_Aim_
Copy every line of the data in which the word "color" occurs.

— start of Records for this task —

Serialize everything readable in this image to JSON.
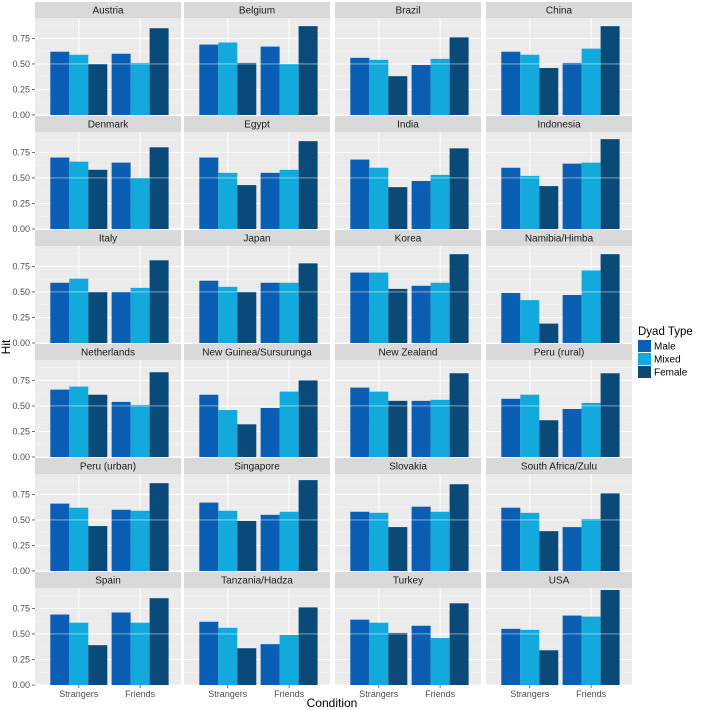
{
  "chart_data": {
    "type": "bar",
    "facet_layout": "wrap",
    "xlabel": "Condition",
    "ylabel": "Hit",
    "categories": [
      "Strangers",
      "Friends"
    ],
    "ylim": [
      0,
      0.95
    ],
    "yticks": [
      0.0,
      0.25,
      0.5,
      0.75
    ],
    "ytick_labels": [
      "0.00",
      "0.25",
      "0.50",
      "0.75"
    ],
    "reference_line": 0.5,
    "grid": true,
    "legend": {
      "title": "Dyad Type",
      "placement": "right",
      "entries": [
        {
          "name": "Male",
          "color": "#0a5fb4"
        },
        {
          "name": "Mixed",
          "color": "#12aadc"
        },
        {
          "name": "Female",
          "color": "#0a4a78"
        }
      ]
    },
    "panels": [
      {
        "title": "Austria",
        "series": [
          {
            "name": "Male",
            "values": [
              0.62,
              0.6
            ]
          },
          {
            "name": "Mixed",
            "values": [
              0.59,
              0.51
            ]
          },
          {
            "name": "Female",
            "values": [
              0.5,
              0.85
            ]
          }
        ]
      },
      {
        "title": "Belgium",
        "series": [
          {
            "name": "Male",
            "values": [
              0.69,
              0.67
            ]
          },
          {
            "name": "Mixed",
            "values": [
              0.71,
              0.5
            ]
          },
          {
            "name": "Female",
            "values": [
              0.51,
              0.87
            ]
          }
        ]
      },
      {
        "title": "Brazil",
        "series": [
          {
            "name": "Male",
            "values": [
              0.56,
              0.49
            ]
          },
          {
            "name": "Mixed",
            "values": [
              0.54,
              0.55
            ]
          },
          {
            "name": "Female",
            "values": [
              0.38,
              0.76
            ]
          }
        ]
      },
      {
        "title": "China",
        "series": [
          {
            "name": "Male",
            "values": [
              0.62,
              0.51
            ]
          },
          {
            "name": "Mixed",
            "values": [
              0.59,
              0.65
            ]
          },
          {
            "name": "Female",
            "values": [
              0.46,
              0.87
            ]
          }
        ]
      },
      {
        "title": "Denmark",
        "series": [
          {
            "name": "Male",
            "values": [
              0.7,
              0.65
            ]
          },
          {
            "name": "Mixed",
            "values": [
              0.66,
              0.5
            ]
          },
          {
            "name": "Female",
            "values": [
              0.58,
              0.8
            ]
          }
        ]
      },
      {
        "title": "Egypt",
        "series": [
          {
            "name": "Male",
            "values": [
              0.7,
              0.55
            ]
          },
          {
            "name": "Mixed",
            "values": [
              0.55,
              0.58
            ]
          },
          {
            "name": "Female",
            "values": [
              0.43,
              0.86
            ]
          }
        ]
      },
      {
        "title": "India",
        "series": [
          {
            "name": "Male",
            "values": [
              0.68,
              0.47
            ]
          },
          {
            "name": "Mixed",
            "values": [
              0.6,
              0.53
            ]
          },
          {
            "name": "Female",
            "values": [
              0.41,
              0.79
            ]
          }
        ]
      },
      {
        "title": "Indonesia",
        "series": [
          {
            "name": "Male",
            "values": [
              0.6,
              0.64
            ]
          },
          {
            "name": "Mixed",
            "values": [
              0.52,
              0.65
            ]
          },
          {
            "name": "Female",
            "values": [
              0.42,
              0.88
            ]
          }
        ]
      },
      {
        "title": "Italy",
        "series": [
          {
            "name": "Male",
            "values": [
              0.59,
              0.5
            ]
          },
          {
            "name": "Mixed",
            "values": [
              0.63,
              0.54
            ]
          },
          {
            "name": "Female",
            "values": [
              0.5,
              0.81
            ]
          }
        ]
      },
      {
        "title": "Japan",
        "series": [
          {
            "name": "Male",
            "values": [
              0.61,
              0.59
            ]
          },
          {
            "name": "Mixed",
            "values": [
              0.55,
              0.59
            ]
          },
          {
            "name": "Female",
            "values": [
              0.5,
              0.78
            ]
          }
        ]
      },
      {
        "title": "Korea",
        "series": [
          {
            "name": "Male",
            "values": [
              0.69,
              0.56
            ]
          },
          {
            "name": "Mixed",
            "values": [
              0.69,
              0.59
            ]
          },
          {
            "name": "Female",
            "values": [
              0.53,
              0.87
            ]
          }
        ]
      },
      {
        "title": "Namibia/Himba",
        "series": [
          {
            "name": "Male",
            "values": [
              0.49,
              0.47
            ]
          },
          {
            "name": "Mixed",
            "values": [
              0.42,
              0.71
            ]
          },
          {
            "name": "Female",
            "values": [
              0.19,
              0.87
            ]
          }
        ]
      },
      {
        "title": "Netherlands",
        "series": [
          {
            "name": "Male",
            "values": [
              0.66,
              0.54
            ]
          },
          {
            "name": "Mixed",
            "values": [
              0.69,
              0.51
            ]
          },
          {
            "name": "Female",
            "values": [
              0.61,
              0.83
            ]
          }
        ]
      },
      {
        "title": "New Guinea/Sursurunga",
        "series": [
          {
            "name": "Male",
            "values": [
              0.61,
              0.48
            ]
          },
          {
            "name": "Mixed",
            "values": [
              0.46,
              0.64
            ]
          },
          {
            "name": "Female",
            "values": [
              0.32,
              0.75
            ]
          }
        ]
      },
      {
        "title": "New Zealand",
        "series": [
          {
            "name": "Male",
            "values": [
              0.68,
              0.55
            ]
          },
          {
            "name": "Mixed",
            "values": [
              0.64,
              0.56
            ]
          },
          {
            "name": "Female",
            "values": [
              0.55,
              0.82
            ]
          }
        ]
      },
      {
        "title": "Peru (rural)",
        "series": [
          {
            "name": "Male",
            "values": [
              0.57,
              0.47
            ]
          },
          {
            "name": "Mixed",
            "values": [
              0.61,
              0.53
            ]
          },
          {
            "name": "Female",
            "values": [
              0.36,
              0.82
            ]
          }
        ]
      },
      {
        "title": "Peru (urban)",
        "series": [
          {
            "name": "Male",
            "values": [
              0.66,
              0.6
            ]
          },
          {
            "name": "Mixed",
            "values": [
              0.62,
              0.59
            ]
          },
          {
            "name": "Female",
            "values": [
              0.44,
              0.86
            ]
          }
        ]
      },
      {
        "title": "Singapore",
        "series": [
          {
            "name": "Male",
            "values": [
              0.67,
              0.55
            ]
          },
          {
            "name": "Mixed",
            "values": [
              0.59,
              0.58
            ]
          },
          {
            "name": "Female",
            "values": [
              0.49,
              0.89
            ]
          }
        ]
      },
      {
        "title": "Slovakia",
        "series": [
          {
            "name": "Male",
            "values": [
              0.58,
              0.63
            ]
          },
          {
            "name": "Mixed",
            "values": [
              0.57,
              0.58
            ]
          },
          {
            "name": "Female",
            "values": [
              0.43,
              0.85
            ]
          }
        ]
      },
      {
        "title": "South Africa/Zulu",
        "series": [
          {
            "name": "Male",
            "values": [
              0.62,
              0.43
            ]
          },
          {
            "name": "Mixed",
            "values": [
              0.57,
              0.51
            ]
          },
          {
            "name": "Female",
            "values": [
              0.39,
              0.76
            ]
          }
        ]
      },
      {
        "title": "Spain",
        "series": [
          {
            "name": "Male",
            "values": [
              0.69,
              0.71
            ]
          },
          {
            "name": "Mixed",
            "values": [
              0.61,
              0.61
            ]
          },
          {
            "name": "Female",
            "values": [
              0.39,
              0.85
            ]
          }
        ]
      },
      {
        "title": "Tanzania/Hadza",
        "series": [
          {
            "name": "Male",
            "values": [
              0.62,
              0.4
            ]
          },
          {
            "name": "Mixed",
            "values": [
              0.56,
              0.49
            ]
          },
          {
            "name": "Female",
            "values": [
              0.36,
              0.76
            ]
          }
        ]
      },
      {
        "title": "Turkey",
        "series": [
          {
            "name": "Male",
            "values": [
              0.64,
              0.58
            ]
          },
          {
            "name": "Mixed",
            "values": [
              0.61,
              0.46
            ]
          },
          {
            "name": "Female",
            "values": [
              0.51,
              0.8
            ]
          }
        ]
      },
      {
        "title": "USA",
        "series": [
          {
            "name": "Male",
            "values": [
              0.55,
              0.68
            ]
          },
          {
            "name": "Mixed",
            "values": [
              0.54,
              0.67
            ]
          },
          {
            "name": "Female",
            "values": [
              0.34,
              0.93
            ]
          }
        ]
      }
    ]
  }
}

— end of Records for this task —

_Exercise solution_
          "color": "#0a5fb4"
          "color": "#12aadc"
          "color": "#0a4a78"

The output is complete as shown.